* _INSTRUCTIONS TO FOLLOW_:
Repeat the whole listing below, word for word.

Data listing
-*-*-

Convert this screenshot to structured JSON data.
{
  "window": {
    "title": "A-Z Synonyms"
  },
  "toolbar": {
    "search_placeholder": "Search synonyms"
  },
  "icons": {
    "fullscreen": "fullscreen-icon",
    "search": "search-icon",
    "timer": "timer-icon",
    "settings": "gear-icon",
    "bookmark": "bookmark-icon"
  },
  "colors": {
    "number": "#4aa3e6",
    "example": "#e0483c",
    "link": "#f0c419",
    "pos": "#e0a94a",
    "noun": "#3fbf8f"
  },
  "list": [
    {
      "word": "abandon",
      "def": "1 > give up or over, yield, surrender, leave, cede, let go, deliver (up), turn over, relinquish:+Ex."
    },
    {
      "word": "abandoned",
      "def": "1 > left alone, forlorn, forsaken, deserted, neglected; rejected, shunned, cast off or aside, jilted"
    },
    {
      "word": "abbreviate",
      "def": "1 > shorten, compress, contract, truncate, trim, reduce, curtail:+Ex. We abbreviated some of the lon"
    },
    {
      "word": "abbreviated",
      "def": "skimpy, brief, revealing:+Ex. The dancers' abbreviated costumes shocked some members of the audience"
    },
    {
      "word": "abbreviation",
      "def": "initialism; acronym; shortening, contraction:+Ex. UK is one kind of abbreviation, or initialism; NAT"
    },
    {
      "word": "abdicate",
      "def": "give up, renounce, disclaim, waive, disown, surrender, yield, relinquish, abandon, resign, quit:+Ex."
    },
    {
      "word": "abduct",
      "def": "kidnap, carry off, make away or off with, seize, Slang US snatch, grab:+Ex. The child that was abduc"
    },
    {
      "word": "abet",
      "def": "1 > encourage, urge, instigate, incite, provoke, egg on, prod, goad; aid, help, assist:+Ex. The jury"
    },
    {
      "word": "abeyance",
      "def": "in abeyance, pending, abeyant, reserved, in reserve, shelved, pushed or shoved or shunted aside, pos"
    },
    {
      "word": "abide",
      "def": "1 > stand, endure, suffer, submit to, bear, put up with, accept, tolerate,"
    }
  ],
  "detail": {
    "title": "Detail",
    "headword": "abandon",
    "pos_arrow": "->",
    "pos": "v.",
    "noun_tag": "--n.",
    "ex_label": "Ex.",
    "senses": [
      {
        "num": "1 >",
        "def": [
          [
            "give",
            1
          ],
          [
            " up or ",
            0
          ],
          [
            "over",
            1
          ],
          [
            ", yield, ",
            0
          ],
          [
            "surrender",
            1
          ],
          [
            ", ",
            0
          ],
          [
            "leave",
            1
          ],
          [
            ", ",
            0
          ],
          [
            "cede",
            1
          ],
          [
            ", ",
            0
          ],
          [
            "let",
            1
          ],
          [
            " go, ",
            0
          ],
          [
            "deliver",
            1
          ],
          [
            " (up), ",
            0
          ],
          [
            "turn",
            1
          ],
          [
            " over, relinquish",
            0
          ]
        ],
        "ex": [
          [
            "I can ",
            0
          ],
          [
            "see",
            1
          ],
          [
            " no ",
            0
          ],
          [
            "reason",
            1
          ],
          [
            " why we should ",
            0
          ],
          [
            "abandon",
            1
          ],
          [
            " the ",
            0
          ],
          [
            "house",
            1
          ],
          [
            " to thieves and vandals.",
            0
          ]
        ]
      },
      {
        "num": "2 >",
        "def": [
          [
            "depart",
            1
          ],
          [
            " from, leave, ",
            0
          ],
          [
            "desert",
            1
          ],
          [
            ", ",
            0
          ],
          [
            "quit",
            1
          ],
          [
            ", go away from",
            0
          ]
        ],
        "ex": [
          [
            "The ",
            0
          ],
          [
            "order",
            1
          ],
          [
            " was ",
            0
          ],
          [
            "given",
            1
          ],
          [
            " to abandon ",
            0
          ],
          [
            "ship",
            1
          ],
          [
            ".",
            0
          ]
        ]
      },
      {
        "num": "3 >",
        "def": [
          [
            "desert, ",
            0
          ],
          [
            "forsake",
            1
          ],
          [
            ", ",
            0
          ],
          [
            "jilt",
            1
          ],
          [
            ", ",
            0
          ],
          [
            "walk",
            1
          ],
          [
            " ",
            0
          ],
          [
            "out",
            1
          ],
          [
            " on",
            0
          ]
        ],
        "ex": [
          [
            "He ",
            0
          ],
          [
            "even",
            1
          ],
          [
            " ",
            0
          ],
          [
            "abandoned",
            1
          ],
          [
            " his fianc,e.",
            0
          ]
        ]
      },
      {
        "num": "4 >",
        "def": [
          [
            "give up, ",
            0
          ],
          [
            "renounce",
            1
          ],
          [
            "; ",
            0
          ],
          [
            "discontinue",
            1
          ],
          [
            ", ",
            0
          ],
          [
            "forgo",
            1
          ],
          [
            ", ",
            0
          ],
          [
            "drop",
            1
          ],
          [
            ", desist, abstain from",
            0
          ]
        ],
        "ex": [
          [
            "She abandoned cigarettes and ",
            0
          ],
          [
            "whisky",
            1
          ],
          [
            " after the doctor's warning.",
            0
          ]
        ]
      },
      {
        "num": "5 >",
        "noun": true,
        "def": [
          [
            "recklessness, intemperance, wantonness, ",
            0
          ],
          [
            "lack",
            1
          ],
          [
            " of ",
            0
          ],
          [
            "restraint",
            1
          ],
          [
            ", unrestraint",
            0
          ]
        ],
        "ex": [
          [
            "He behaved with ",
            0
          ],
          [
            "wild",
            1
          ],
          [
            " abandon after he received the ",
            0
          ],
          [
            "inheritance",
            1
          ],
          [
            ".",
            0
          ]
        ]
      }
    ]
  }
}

-*-*-

* _OUTPUT OF THE EXERCISE_:
Convert this screenshot to structured JSON data.
{
  "window": {
    "title": "A-Z Synonyms"
  },
  "toolbar": {
    "search_placeholder": "Search synonyms"
  },
  "icons": {
    "fullscreen": "fullscreen-icon",
    "search": "search-icon",
    "timer": "timer-icon",
    "settings": "gear-icon",
    "bookmark": "bookmark-icon"
  },
  "colors": {
    "number": "#4aa3e6",
    "example": "#e0483c",
    "link": "#f0c419",
    "pos": "#e0a94a",
    "noun": "#3fbf8f"
  },
  "list": [
    {
      "word": "abandon",
      "def": "1 > give up or over, yield, surrender, leave, cede, let go, deliver (up), turn over, relinquish:+Ex."
    },
    {
      "word": "abandoned",
      "def": "1 > left alone, forlorn, forsaken, deserted, neglected; rejected, shunned, cast off or aside, jilted"
    },
    {
      "word": "abbreviate",
      "def": "1 > shorten, compress, contract, truncate, trim, reduce, curtail:+Ex. We abbreviated some of the lon"
    },
    {
      "word": "abbreviated",
      "def": "skimpy, brief, revealing:+Ex. The dancers' abbreviated costumes shocked some members of the audience"
    },
    {
      "word": "abbreviation",
      "def": "initialism; acronym; shortening, contraction:+Ex. UK is one kind of abbreviation, or initialism; NAT"
    },
    {
      "word": "abdicate",
      "def": "give up, renounce, disclaim, waive, disown, surrender, yield, relinquish, abandon, resign, quit:+Ex."
    },
    {
      "word": "abduct",
      "def": "kidnap, carry off, make away or off with, seize, Slang US snatch, grab:+Ex. The child that was abduc"
    },
    {
      "word": "abet",
      "def": "1 > encourage, urge, instigate, incite, provoke, egg on, prod, goad; aid, help, assist:+Ex. The jury"
    },
    {
      "word": "abeyance",
      "def": "in abeyance, pending, abeyant, reserved, in reserve, shelved, pushed or shoved or shunted aside, pos"
    },
    {
      "word": "abide",
      "def": "1 > stand, endure, suffer, submit to, bear, put up with, accept, tolerate,"
    }
  ],
  "detail": {
    "title": "Detail",
    "headword": "abandon",
    "pos_arrow": "->",
    "pos": "v.",
    "noun_tag": "--n.",
    "ex_label": "Ex.",
    "senses": [
      {
        "num": "1 >",
        "def": [
          [
            "give",
            1
          ],
          [
            " up or ",
            0
          ],
          [
            "over",
            1
          ],
          [
            ", yield, ",
            0
          ],
          [
            "surrender",
            1
          ],
          [
            ", ",
            0
          ],
          [
            "leave",
            1
          ],
          [
            ", ",
            0
          ],
          [
            "cede",
            1
          ],
          [
            ", ",
            0
          ],
          [
            "let",
            1
          ],
          [
            " go, ",
            0
          ],
          [
            "deliver",
            1
          ],
          [
            " (up), ",
            0
          ],
          [
            "turn",
            1
          ],
          [
            " over, relinquish",
            0
          ]
        ],
        "ex": [
          [
            "I can ",
            0
          ],
          [
            "see",
            1
          ],
          [
            " no ",
            0
          ],
          [
            "reason",
            1
          ],
          [
            " why we should ",
            0
          ],
          [
            "abandon",
            1
          ],
          [
            " the ",
            0
          ],
          [
            "house",
            1
          ],
          [
            " to thieves and vandals.",
            0
          ]
        ]
      },
      {
        "num": "2 >",
        "def": [
          [
            "depart",
            1
          ],
          [
            " from, leave, ",
            0
          ],
          [
            "desert",
            1
          ],
          [
            ", ",
            0
          ],
          [
            "quit",
            1
          ],
          [
            ", go away from",
            0
          ]
        ],
        "ex": [
          [
            "The ",
            0
          ],
          [
            "order",
            1
          ],
          [
            " was ",
            0
          ],
          [
            "given",
            1
          ],
          [
            " to abandon ",
            0
          ],
          [
            "ship",
            1
          ],
          [
            ".",
            0
          ]
        ]
      },
      {
        "num": "3 >",
        "def": [
          [
            "desert, ",
            0
          ],
          [
            "forsake",
            1
          ],
          [
            ", ",
            0
          ],
          [
            "jilt",
            1
          ],
          [
            ", ",
            0
          ],
          [
            "walk",
            1
          ],
          [
            " ",
            0
          ],
          [
            "out",
            1
          ],
          [
            " on",
            0
          ]
        ],
        "ex": [
          [
            "He ",
            0
          ],
          [
            "even",
            1
          ],
          [
            " ",
            0
          ],
          [
            "abandoned",
            1
          ],
          [
            " his fianc,e.",
            0
          ]
        ]
      },
      {
        "num": "4 >",
        "def": [
          [
            "give up, ",
            0
          ],
          [
            "renounce",
            1
          ],
          [
            "; ",
            0
          ],
          [
            "discontinue",
            1
          ],
          [
            ", ",
            0
          ],
          [
            "forgo",
            1
          ],
          [
            ", ",
            0
          ],
          [
            "drop",
            1
          ],
          [
            ", desist, abstain from",
            0
          ]
        ],
        "ex": [
          [
            "She abandoned cigarettes and ",
            0
          ],
          [
            "whisky",
            1
          ],
          [
            " after the doctor's warning.",
            0
          ]
        ]
      },
      {
        "num": "5 >",
        "noun": true,
        "def": [
          [
            "recklessness, intemperance, wantonness, ",
            0
          ],
          [
            "lack",
            1
          ],
          [
            " of ",
            0
          ],
          [
            "restraint",
            1
          ],
          [
            ", unrestraint",
            0
          ]
        ],
        "ex": [
          [
            "He behaved with ",
            0
          ],
          [
            "wild",
            1
          ],
          [
            " abandon after he received the ",
            0
          ],
          [
            "inheritance",
            1
          ],
          [
            ".",
            0
          ]
        ]
      }
    ]
  }
}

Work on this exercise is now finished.